TASK DATA:
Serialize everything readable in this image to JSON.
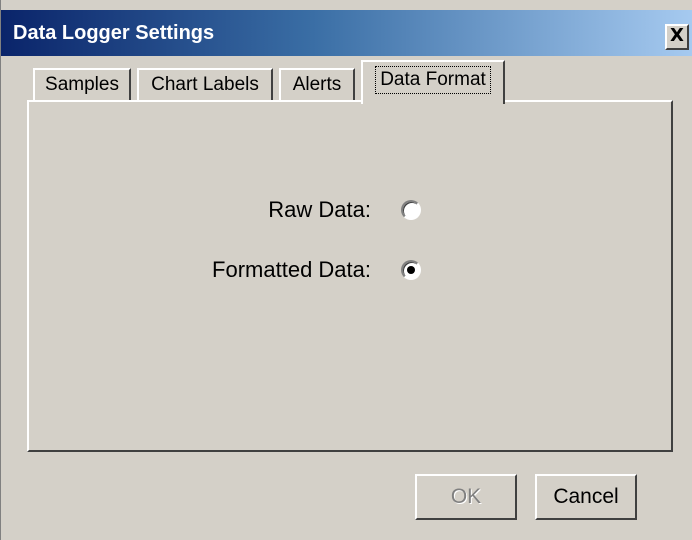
{
  "window": {
    "title": "Data Logger Settings",
    "close_glyph": "X"
  },
  "tabs": [
    {
      "label": "Samples",
      "active": false
    },
    {
      "label": "Chart Labels",
      "active": false
    },
    {
      "label": "Alerts",
      "active": false
    },
    {
      "label": "Data Format",
      "active": true
    }
  ],
  "data_format": {
    "options": [
      {
        "label": "Raw Data:",
        "selected": false
      },
      {
        "label": "Formatted Data:",
        "selected": true
      }
    ]
  },
  "buttons": {
    "ok_label": "OK",
    "ok_enabled": false,
    "cancel_label": "Cancel"
  },
  "colors": {
    "face": "#d4d0c8",
    "title_start": "#0a246a",
    "title_end": "#a6caf0"
  }
}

GIVEN PROBLEM:
Leave out all images, then reproduce the entries above exactly.

WRITTEN ANSWER:
Serialize everything readable in this image to JSON.
{
  "window": {
    "title": "Data Logger Settings",
    "close_glyph": "X"
  },
  "tabs": [
    {
      "label": "Samples",
      "active": false
    },
    {
      "label": "Chart Labels",
      "active": false
    },
    {
      "label": "Alerts",
      "active": false
    },
    {
      "label": "Data Format",
      "active": true
    }
  ],
  "data_format": {
    "options": [
      {
        "label": "Raw Data:",
        "selected": false
      },
      {
        "label": "Formatted Data:",
        "selected": true
      }
    ]
  },
  "buttons": {
    "ok_label": "OK",
    "ok_enabled": false,
    "cancel_label": "Cancel"
  },
  "colors": {
    "face": "#d4d0c8",
    "title_start": "#0a246a",
    "title_end": "#a6caf0"
  }
}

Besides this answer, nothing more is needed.